Echo the lines below verbatim, beginning at the line containing "data-point — [953, 256, 967, 269]" and ending after the line containing "data-point — [939, 296, 953, 309]".
— Start of Material supplied —
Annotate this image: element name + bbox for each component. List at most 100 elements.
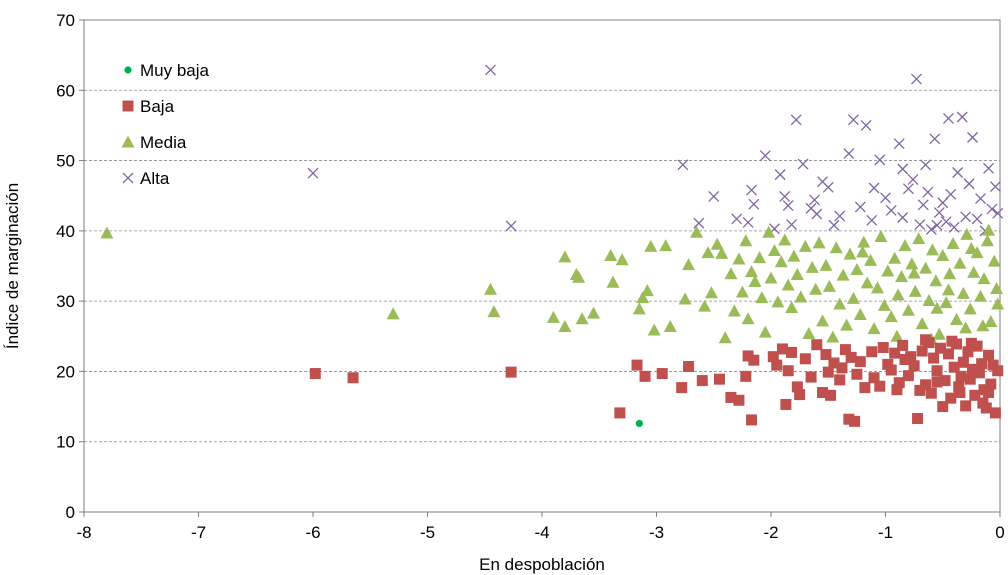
data-point — [953, 256, 967, 269]
x-tick-label: -1 — [878, 523, 893, 542]
data-point — [735, 285, 749, 298]
y-tick-label: 30 — [56, 292, 75, 311]
data-point — [984, 315, 998, 328]
data-point — [715, 246, 729, 259]
data-point — [701, 246, 715, 259]
data-point — [939, 296, 953, 309]
data-point — [965, 337, 977, 349]
data-point — [912, 232, 926, 245]
legend-item: Muy baja — [124, 61, 210, 80]
data-point — [868, 182, 880, 194]
data-point — [683, 361, 695, 373]
data-point — [946, 335, 958, 347]
data-point — [925, 243, 939, 256]
data-point — [809, 282, 823, 295]
y-tick-label: 70 — [56, 11, 75, 30]
data-point — [915, 317, 929, 330]
data-point — [857, 235, 871, 248]
x-tick-label: -8 — [76, 523, 91, 542]
data-point — [970, 246, 984, 259]
data-point — [558, 250, 572, 263]
gridlines — [84, 89, 1000, 443]
data-point — [614, 407, 626, 419]
data-point — [836, 268, 850, 281]
data-point — [606, 275, 620, 288]
data-point — [928, 352, 940, 364]
data-point — [919, 261, 933, 274]
data-point — [957, 356, 969, 368]
data-point — [731, 213, 743, 225]
data-point — [897, 163, 909, 175]
data-point — [880, 192, 891, 204]
legend-marker — [121, 135, 135, 148]
data-point — [826, 330, 840, 343]
data-point — [816, 314, 830, 327]
data-point — [843, 247, 857, 260]
data-point — [907, 266, 921, 279]
data-point — [982, 223, 996, 236]
data-point — [811, 339, 823, 351]
x-axis: -8 -7 -6 -5 -4 -3 -2 -1 0 — [76, 512, 1005, 542]
data-point — [893, 377, 905, 389]
data-point — [347, 372, 359, 384]
legend-label: Muy baja — [140, 61, 210, 80]
data-point — [713, 373, 725, 385]
data-point — [963, 178, 975, 190]
data-point — [718, 331, 732, 344]
data-point — [983, 162, 995, 174]
data-point — [992, 207, 1004, 219]
data-point — [828, 357, 840, 369]
data-point — [977, 397, 989, 409]
data-point — [698, 299, 712, 312]
data-point — [764, 271, 778, 284]
data-point — [931, 219, 943, 231]
data-point — [967, 265, 981, 278]
data-point — [849, 415, 861, 427]
data-point — [704, 286, 718, 299]
data-point — [969, 389, 981, 401]
data-point — [922, 186, 934, 198]
data-point — [840, 318, 854, 331]
data-point — [960, 227, 974, 240]
data-point — [787, 249, 801, 262]
data-point — [748, 198, 760, 210]
data-point — [870, 281, 884, 294]
data-point — [558, 319, 572, 332]
data-point — [615, 253, 629, 266]
data-point — [745, 265, 759, 278]
data-point — [732, 252, 746, 265]
data-point — [989, 181, 1001, 193]
y-tick-label: 20 — [56, 362, 75, 381]
data-point — [864, 253, 878, 266]
data-point — [929, 274, 943, 287]
data-point — [774, 255, 788, 268]
data-point — [890, 329, 904, 342]
data-point — [933, 207, 945, 219]
data-point — [799, 353, 811, 365]
data-point — [943, 112, 954, 124]
data-point — [690, 225, 704, 238]
data-point — [647, 323, 661, 336]
data-point — [954, 387, 966, 399]
legend-marker — [122, 100, 134, 112]
data-point — [786, 219, 798, 230]
data-point — [739, 234, 753, 247]
data-point — [891, 384, 903, 396]
data-point — [771, 295, 785, 308]
data-point — [822, 366, 834, 378]
data-point — [725, 391, 737, 403]
data-point — [931, 376, 943, 388]
data-point — [889, 347, 901, 359]
data-point — [867, 322, 881, 335]
data-point — [682, 258, 696, 271]
y-tick-label: 0 — [66, 503, 75, 522]
data-point — [884, 310, 898, 323]
data-point — [948, 221, 960, 233]
data-point — [708, 190, 720, 202]
data-point — [912, 413, 924, 425]
data-point — [644, 239, 658, 252]
x-tick-label: -2 — [763, 523, 778, 542]
data-point — [908, 284, 922, 297]
data-point — [964, 373, 976, 385]
data-point — [659, 239, 673, 252]
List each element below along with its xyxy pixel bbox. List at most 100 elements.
— End of Material supplied —
#### [Solution for this problem]
data-point — [953, 256, 967, 269]
x-tick-label: -1 — [878, 523, 893, 542]
data-point — [735, 285, 749, 298]
y-tick-label: 30 — [56, 292, 75, 311]
data-point — [984, 315, 998, 328]
data-point — [715, 246, 729, 259]
data-point — [701, 246, 715, 259]
data-point — [939, 296, 953, 309]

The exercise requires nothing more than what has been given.